INSTRUCTIONS TO FOLLOW ▸ Report, word for word, every line of the material that contains "ylabel".
· · · · ·
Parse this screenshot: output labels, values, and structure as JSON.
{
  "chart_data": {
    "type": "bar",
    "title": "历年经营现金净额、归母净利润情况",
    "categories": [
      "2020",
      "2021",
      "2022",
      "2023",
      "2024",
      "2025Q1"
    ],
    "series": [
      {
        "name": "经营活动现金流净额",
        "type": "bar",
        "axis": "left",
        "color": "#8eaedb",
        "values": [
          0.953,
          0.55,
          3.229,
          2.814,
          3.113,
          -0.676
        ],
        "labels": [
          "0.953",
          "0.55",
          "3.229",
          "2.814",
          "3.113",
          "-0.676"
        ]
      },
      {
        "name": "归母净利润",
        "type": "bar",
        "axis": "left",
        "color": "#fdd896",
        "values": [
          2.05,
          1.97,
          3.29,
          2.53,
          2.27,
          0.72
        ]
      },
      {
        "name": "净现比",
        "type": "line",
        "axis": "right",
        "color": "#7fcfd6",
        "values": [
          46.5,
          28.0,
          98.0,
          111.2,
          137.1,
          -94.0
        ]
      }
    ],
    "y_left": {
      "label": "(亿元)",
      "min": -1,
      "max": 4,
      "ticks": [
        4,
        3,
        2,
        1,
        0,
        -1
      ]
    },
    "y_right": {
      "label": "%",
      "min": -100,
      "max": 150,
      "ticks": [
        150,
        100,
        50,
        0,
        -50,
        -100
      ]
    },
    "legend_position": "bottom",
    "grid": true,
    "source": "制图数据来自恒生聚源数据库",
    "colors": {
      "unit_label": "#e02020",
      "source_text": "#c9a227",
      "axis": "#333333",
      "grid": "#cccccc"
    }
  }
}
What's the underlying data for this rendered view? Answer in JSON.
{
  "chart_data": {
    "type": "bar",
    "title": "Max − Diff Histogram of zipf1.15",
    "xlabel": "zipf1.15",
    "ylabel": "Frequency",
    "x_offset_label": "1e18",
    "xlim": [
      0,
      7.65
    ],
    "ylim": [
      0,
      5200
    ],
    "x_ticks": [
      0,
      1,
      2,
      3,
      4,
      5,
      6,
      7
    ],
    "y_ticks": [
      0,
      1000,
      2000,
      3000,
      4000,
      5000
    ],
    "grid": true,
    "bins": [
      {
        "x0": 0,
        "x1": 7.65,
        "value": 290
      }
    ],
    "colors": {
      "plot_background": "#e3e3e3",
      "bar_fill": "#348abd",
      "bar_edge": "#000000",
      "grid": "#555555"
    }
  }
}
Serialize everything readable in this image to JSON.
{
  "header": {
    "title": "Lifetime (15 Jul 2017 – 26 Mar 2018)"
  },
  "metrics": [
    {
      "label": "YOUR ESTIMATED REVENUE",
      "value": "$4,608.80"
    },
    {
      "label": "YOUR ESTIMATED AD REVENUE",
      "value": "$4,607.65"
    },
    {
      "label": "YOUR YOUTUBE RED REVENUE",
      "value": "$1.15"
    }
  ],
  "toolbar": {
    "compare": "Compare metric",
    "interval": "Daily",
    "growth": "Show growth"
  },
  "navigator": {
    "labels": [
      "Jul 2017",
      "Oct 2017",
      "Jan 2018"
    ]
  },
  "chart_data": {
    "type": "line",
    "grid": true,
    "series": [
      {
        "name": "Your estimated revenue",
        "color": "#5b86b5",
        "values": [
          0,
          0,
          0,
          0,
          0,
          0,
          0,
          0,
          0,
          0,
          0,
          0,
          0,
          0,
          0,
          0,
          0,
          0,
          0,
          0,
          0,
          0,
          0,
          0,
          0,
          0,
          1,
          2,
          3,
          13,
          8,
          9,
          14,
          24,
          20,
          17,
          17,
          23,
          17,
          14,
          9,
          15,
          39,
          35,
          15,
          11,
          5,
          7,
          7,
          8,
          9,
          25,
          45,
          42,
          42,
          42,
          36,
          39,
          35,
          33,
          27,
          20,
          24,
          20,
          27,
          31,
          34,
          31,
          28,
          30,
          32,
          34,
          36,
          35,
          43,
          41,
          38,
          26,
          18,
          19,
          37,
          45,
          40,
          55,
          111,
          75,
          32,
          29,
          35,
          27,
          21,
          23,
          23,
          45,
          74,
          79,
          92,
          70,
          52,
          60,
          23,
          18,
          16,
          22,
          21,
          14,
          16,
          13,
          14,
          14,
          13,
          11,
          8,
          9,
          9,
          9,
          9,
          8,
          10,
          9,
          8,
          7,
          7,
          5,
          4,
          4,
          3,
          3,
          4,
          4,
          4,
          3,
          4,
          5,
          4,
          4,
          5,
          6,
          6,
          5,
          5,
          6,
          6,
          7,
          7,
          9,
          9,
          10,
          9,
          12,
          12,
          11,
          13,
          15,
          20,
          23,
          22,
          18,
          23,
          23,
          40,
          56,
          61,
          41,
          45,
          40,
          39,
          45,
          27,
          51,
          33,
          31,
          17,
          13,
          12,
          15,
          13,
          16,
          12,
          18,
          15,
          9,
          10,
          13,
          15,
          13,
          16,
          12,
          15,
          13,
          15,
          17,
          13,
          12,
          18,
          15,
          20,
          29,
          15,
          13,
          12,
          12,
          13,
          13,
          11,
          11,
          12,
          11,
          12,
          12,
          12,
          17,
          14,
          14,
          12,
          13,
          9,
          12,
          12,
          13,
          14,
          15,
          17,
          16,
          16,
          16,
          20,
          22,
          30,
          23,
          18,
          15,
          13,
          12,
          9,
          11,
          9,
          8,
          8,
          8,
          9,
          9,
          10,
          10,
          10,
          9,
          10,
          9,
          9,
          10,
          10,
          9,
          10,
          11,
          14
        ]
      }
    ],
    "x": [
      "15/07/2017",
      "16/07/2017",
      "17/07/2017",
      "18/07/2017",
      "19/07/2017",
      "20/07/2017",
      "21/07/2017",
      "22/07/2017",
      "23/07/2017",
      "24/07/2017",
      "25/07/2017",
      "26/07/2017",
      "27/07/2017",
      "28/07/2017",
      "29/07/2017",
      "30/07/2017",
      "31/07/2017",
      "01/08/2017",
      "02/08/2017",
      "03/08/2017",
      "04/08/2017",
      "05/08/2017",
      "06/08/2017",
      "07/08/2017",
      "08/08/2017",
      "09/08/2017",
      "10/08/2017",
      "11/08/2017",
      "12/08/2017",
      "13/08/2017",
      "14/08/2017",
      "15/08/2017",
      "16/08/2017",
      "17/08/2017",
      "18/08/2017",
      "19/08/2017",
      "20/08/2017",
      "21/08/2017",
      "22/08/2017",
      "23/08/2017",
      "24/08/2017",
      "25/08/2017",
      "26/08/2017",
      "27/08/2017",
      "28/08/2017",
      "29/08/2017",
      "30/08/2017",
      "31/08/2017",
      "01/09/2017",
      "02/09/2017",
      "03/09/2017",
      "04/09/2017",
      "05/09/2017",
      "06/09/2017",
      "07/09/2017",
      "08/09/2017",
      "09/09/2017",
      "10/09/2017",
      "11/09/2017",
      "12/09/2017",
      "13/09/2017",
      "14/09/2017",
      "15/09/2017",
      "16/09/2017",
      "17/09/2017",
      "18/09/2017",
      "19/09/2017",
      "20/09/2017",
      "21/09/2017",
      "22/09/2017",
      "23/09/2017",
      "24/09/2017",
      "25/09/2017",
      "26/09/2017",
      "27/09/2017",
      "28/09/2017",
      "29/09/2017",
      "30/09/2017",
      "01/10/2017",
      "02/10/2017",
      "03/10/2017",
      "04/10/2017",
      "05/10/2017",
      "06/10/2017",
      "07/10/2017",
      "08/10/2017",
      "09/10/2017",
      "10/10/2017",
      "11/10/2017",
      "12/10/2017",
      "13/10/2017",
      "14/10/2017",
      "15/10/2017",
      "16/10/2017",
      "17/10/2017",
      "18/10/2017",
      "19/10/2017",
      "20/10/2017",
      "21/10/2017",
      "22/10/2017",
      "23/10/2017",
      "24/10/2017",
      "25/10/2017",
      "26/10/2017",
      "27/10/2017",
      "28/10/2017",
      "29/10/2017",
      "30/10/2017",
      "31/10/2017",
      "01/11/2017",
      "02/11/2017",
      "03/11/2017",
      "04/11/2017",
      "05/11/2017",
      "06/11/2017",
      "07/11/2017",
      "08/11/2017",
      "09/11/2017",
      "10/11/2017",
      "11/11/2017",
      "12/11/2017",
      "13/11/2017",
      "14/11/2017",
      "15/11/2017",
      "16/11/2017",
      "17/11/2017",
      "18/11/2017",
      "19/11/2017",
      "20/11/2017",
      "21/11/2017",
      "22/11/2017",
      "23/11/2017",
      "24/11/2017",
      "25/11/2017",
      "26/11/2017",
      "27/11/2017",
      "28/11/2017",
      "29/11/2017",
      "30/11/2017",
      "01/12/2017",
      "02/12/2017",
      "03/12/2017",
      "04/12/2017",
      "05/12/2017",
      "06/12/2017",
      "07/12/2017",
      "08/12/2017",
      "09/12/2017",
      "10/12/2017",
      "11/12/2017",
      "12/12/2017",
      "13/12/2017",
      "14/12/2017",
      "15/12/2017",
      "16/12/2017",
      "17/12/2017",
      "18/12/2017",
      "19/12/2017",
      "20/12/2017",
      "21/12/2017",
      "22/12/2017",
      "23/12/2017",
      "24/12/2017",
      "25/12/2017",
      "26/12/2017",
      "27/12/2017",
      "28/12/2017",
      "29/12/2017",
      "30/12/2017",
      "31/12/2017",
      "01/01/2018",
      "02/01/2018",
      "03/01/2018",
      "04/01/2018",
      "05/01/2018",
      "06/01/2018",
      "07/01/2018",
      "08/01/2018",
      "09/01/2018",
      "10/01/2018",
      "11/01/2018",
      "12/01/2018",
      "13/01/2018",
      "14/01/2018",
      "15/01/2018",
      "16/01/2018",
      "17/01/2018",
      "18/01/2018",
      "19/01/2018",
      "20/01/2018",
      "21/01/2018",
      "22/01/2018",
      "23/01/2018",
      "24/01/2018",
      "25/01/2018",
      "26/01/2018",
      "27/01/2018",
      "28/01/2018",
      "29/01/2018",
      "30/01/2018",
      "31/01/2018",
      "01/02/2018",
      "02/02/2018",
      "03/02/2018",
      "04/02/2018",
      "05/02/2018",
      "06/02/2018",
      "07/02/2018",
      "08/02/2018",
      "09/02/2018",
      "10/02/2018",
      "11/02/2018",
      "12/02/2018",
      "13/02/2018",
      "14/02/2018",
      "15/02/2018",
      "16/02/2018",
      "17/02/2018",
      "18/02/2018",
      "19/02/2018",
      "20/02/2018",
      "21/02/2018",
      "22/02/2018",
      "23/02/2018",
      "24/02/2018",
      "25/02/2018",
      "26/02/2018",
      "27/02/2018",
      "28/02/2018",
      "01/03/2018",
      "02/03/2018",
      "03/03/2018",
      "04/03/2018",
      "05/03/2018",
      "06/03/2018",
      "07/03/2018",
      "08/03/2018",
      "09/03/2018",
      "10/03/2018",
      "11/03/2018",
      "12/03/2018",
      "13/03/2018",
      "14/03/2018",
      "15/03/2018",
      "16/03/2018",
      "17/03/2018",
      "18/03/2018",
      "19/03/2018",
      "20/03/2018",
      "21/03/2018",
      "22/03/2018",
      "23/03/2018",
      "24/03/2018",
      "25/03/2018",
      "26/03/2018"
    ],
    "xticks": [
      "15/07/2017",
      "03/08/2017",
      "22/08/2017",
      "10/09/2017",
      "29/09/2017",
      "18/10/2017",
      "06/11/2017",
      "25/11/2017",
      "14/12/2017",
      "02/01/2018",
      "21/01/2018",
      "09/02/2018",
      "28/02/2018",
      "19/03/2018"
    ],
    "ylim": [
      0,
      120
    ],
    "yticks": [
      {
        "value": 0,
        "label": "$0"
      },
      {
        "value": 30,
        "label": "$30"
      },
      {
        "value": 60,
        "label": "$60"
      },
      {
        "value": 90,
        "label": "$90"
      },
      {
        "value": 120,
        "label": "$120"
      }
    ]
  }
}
· · · · ·
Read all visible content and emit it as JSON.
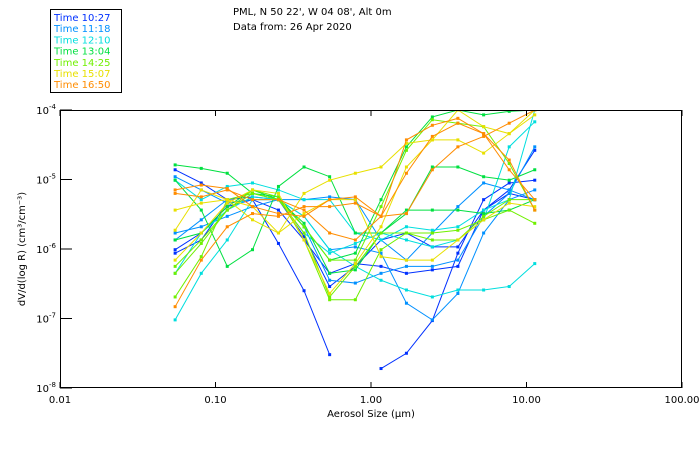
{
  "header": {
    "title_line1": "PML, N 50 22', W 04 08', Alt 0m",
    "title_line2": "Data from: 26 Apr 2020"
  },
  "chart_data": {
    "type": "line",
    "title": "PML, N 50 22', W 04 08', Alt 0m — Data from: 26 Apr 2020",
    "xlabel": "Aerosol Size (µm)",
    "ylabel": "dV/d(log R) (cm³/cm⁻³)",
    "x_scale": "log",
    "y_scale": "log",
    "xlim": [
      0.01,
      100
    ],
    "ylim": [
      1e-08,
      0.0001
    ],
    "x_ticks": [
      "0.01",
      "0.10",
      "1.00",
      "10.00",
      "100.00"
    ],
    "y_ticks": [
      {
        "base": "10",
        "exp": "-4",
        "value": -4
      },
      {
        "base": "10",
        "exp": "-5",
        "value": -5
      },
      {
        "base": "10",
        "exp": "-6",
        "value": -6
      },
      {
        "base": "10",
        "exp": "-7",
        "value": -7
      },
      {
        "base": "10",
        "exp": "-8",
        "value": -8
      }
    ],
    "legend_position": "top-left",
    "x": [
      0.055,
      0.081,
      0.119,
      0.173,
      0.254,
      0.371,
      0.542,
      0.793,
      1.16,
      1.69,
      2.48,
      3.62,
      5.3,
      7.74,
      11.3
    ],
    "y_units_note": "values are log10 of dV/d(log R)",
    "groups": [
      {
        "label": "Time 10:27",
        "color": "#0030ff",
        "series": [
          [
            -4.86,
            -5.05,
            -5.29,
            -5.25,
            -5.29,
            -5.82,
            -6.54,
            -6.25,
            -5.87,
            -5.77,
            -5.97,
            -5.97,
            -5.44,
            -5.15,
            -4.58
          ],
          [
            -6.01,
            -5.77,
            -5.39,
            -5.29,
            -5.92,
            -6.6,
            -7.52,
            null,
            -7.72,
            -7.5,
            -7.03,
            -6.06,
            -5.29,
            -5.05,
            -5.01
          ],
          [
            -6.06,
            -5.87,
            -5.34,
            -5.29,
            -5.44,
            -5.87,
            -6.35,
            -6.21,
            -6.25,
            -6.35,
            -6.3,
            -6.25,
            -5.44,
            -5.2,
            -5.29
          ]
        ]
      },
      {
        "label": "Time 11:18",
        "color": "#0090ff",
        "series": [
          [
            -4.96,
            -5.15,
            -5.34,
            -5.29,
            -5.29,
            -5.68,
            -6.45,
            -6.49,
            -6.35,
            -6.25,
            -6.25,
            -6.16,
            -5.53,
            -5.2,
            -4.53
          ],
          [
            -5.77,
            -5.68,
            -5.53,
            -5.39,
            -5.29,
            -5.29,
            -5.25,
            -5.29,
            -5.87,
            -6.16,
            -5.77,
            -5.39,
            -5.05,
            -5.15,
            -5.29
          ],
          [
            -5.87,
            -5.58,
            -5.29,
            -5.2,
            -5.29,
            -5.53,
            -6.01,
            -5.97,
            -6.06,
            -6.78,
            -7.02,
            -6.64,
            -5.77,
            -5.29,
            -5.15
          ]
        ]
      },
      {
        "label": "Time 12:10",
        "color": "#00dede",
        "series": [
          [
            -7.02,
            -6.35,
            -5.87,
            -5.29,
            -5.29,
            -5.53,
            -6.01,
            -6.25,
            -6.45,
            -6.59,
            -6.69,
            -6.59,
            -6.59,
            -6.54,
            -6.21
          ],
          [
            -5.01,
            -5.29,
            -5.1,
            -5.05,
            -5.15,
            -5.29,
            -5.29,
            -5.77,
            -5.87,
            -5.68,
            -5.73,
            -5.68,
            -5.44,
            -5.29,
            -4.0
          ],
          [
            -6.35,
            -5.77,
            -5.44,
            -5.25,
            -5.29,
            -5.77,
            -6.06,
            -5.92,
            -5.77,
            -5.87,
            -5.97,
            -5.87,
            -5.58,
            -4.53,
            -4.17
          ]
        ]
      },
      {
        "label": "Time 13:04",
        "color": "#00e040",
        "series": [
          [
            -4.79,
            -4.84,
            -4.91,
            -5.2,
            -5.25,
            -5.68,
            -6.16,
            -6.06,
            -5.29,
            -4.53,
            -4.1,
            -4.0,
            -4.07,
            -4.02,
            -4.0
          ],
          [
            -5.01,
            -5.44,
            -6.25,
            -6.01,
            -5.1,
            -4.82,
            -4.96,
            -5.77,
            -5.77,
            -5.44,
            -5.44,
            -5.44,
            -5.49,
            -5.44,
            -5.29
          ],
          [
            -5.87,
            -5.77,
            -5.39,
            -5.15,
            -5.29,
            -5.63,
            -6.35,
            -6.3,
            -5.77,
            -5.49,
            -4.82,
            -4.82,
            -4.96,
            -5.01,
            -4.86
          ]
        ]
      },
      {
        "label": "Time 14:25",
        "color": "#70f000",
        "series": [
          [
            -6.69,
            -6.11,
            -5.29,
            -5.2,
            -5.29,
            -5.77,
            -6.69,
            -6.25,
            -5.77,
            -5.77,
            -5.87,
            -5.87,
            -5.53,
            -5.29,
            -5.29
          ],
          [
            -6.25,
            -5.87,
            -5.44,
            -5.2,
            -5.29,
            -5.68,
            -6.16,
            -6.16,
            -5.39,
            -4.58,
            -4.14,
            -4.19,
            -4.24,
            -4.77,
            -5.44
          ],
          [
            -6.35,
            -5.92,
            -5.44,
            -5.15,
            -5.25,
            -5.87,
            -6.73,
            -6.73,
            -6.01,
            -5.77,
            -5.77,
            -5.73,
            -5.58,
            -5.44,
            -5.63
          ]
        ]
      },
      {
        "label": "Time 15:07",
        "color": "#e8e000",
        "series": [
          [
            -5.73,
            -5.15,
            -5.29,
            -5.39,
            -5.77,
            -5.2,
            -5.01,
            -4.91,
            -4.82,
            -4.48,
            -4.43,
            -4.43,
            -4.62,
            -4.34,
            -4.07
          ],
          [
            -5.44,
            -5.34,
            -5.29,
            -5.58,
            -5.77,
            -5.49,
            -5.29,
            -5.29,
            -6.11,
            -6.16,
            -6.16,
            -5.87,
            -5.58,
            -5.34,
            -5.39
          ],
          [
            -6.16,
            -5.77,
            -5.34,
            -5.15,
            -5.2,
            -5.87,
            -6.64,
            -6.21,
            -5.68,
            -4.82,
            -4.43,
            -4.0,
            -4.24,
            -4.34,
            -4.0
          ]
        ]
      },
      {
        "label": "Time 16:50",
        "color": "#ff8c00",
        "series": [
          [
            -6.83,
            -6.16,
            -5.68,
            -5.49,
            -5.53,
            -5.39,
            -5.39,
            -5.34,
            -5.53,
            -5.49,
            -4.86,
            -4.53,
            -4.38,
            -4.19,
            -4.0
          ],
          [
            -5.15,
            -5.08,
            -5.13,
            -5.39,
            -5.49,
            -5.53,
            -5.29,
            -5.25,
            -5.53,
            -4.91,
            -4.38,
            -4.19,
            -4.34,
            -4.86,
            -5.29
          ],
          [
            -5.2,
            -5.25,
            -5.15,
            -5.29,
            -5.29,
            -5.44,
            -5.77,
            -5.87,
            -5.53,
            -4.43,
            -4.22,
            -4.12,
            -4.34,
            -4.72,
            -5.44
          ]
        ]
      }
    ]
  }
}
· · · · ·
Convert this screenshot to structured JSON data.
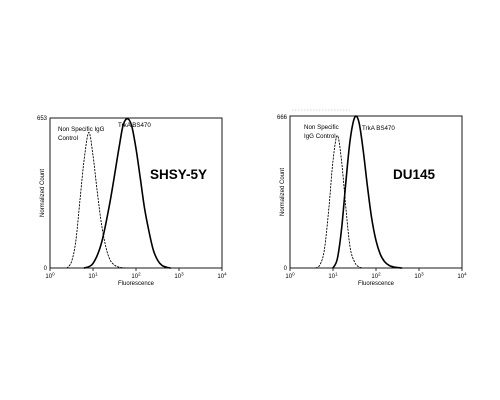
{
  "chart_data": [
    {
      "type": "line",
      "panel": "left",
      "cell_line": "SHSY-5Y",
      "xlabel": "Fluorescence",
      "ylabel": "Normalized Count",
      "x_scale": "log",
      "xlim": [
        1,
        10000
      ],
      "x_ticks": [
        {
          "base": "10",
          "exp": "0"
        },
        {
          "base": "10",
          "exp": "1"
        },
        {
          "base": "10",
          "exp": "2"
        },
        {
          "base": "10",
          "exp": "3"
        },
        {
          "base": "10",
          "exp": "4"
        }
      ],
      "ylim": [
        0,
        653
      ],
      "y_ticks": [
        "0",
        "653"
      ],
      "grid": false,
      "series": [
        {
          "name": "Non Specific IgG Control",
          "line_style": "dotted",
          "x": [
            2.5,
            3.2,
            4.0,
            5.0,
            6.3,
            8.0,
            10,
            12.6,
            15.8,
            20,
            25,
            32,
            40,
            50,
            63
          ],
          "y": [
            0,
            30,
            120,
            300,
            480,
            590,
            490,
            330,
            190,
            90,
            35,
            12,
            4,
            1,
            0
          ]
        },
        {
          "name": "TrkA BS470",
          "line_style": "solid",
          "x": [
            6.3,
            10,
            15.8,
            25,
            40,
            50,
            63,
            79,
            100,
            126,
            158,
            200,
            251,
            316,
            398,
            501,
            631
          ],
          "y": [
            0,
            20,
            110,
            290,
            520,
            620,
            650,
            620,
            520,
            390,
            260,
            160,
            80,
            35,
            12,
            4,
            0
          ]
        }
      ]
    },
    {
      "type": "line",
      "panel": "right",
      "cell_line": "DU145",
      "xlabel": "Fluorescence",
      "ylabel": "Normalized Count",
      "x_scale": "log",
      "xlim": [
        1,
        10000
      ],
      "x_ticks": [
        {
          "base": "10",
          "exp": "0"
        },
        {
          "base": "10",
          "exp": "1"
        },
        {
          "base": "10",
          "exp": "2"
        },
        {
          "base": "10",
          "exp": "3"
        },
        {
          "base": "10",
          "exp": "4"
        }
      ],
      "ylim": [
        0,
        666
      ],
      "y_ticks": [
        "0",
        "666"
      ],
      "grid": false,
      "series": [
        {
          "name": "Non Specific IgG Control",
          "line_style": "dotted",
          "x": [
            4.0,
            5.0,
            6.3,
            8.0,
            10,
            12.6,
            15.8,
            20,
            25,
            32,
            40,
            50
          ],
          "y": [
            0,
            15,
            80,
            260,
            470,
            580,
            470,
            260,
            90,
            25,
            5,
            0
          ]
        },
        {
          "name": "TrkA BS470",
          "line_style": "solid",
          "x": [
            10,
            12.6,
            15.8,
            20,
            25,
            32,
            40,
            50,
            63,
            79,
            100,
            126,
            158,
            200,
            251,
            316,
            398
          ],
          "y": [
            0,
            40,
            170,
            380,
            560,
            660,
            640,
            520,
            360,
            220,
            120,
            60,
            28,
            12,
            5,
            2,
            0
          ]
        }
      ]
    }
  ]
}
· · · · ·
ANSWER FOR THIS EXERCISE ▸
    "ylabel": "Frequency",
    "ylabel": "dV/d(log R) (cm³/cm⁻³)",
      "ylabel": "Normalized Count",
      "ylabel": "Normalized Count",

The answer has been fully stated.